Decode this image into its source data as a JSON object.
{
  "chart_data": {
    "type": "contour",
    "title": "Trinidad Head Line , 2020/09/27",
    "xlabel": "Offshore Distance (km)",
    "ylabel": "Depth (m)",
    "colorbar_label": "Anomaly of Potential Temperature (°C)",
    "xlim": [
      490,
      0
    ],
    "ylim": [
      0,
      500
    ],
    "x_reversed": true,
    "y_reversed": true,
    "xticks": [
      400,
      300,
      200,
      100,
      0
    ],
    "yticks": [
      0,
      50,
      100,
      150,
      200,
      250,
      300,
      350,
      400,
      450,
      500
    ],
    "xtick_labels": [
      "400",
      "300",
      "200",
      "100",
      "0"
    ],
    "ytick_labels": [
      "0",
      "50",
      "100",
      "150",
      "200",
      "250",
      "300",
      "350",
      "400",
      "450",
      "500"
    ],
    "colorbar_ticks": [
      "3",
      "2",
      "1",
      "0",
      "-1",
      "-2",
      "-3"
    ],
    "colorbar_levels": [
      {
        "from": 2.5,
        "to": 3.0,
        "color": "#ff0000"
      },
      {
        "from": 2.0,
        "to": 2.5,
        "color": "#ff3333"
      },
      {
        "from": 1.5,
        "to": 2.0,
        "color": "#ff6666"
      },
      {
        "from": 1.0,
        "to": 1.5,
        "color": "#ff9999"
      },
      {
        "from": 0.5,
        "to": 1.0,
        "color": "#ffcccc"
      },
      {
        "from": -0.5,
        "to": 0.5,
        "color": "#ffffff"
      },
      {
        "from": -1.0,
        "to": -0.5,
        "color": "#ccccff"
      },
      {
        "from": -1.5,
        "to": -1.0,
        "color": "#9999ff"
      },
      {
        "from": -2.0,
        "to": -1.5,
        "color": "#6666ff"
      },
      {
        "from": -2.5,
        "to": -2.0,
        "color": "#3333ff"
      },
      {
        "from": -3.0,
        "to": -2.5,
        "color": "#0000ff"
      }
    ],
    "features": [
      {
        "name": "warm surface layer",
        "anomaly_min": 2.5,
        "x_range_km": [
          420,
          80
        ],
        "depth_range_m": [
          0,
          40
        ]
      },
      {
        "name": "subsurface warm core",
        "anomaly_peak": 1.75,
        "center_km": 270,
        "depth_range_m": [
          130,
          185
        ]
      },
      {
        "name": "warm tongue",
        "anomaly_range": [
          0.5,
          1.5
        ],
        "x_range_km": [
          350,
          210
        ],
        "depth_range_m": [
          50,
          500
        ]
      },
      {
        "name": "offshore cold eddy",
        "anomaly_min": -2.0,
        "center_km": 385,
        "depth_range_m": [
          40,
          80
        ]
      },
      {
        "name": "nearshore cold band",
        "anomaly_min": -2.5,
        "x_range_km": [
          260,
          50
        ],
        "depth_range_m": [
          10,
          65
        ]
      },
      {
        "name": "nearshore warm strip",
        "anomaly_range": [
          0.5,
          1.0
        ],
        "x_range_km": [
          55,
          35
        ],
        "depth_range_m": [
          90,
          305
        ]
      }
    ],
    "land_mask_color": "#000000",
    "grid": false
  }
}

───

- [Requirement]: Copy the material above, line for line.

- [Solution to this exercise]:
Decode this image into its source data as a JSON object.
{
  "chart_data": {
    "type": "contour",
    "title": "Trinidad Head Line , 2020/09/27",
    "xlabel": "Offshore Distance (km)",
    "ylabel": "Depth (m)",
    "colorbar_label": "Anomaly of Potential Temperature (°C)",
    "xlim": [
      490,
      0
    ],
    "ylim": [
      0,
      500
    ],
    "x_reversed": true,
    "y_reversed": true,
    "xticks": [
      400,
      300,
      200,
      100,
      0
    ],
    "yticks": [
      0,
      50,
      100,
      150,
      200,
      250,
      300,
      350,
      400,
      450,
      500
    ],
    "xtick_labels": [
      "400",
      "300",
      "200",
      "100",
      "0"
    ],
    "ytick_labels": [
      "0",
      "50",
      "100",
      "150",
      "200",
      "250",
      "300",
      "350",
      "400",
      "450",
      "500"
    ],
    "colorbar_ticks": [
      "3",
      "2",
      "1",
      "0",
      "-1",
      "-2",
      "-3"
    ],
    "colorbar_levels": [
      {
        "from": 2.5,
        "to": 3.0,
        "color": "#ff0000"
      },
      {
        "from": 2.0,
        "to": 2.5,
        "color": "#ff3333"
      },
      {
        "from": 1.5,
        "to": 2.0,
        "color": "#ff6666"
      },
      {
        "from": 1.0,
        "to": 1.5,
        "color": "#ff9999"
      },
      {
        "from": 0.5,
        "to": 1.0,
        "color": "#ffcccc"
      },
      {
        "from": -0.5,
        "to": 0.5,
        "color": "#ffffff"
      },
      {
        "from": -1.0,
        "to": -0.5,
        "color": "#ccccff"
      },
      {
        "from": -1.5,
        "to": -1.0,
        "color": "#9999ff"
      },
      {
        "from": -2.0,
        "to": -1.5,
        "color": "#6666ff"
      },
      {
        "from": -2.5,
        "to": -2.0,
        "color": "#3333ff"
      },
      {
        "from": -3.0,
        "to": -2.5,
        "color": "#0000ff"
      }
    ],
    "features": [
      {
        "name": "warm surface layer",
        "anomaly_min": 2.5,
        "x_range_km": [
          420,
          80
        ],
        "depth_range_m": [
          0,
          40
        ]
      },
      {
        "name": "subsurface warm core",
        "anomaly_peak": 1.75,
        "center_km": 270,
        "depth_range_m": [
          130,
          185
        ]
      },
      {
        "name": "warm tongue",
        "anomaly_range": [
          0.5,
          1.5
        ],
        "x_range_km": [
          350,
          210
        ],
        "depth_range_m": [
          50,
          500
        ]
      },
      {
        "name": "offshore cold eddy",
        "anomaly_min": -2.0,
        "center_km": 385,
        "depth_range_m": [
          40,
          80
        ]
      },
      {
        "name": "nearshore cold band",
        "anomaly_min": -2.5,
        "x_range_km": [
          260,
          50
        ],
        "depth_range_m": [
          10,
          65
        ]
      },
      {
        "name": "nearshore warm strip",
        "anomaly_range": [
          0.5,
          1.0
        ],
        "x_range_km": [
          55,
          35
        ],
        "depth_range_m": [
          90,
          305
        ]
      }
    ],
    "land_mask_color": "#000000",
    "grid": false
  }
}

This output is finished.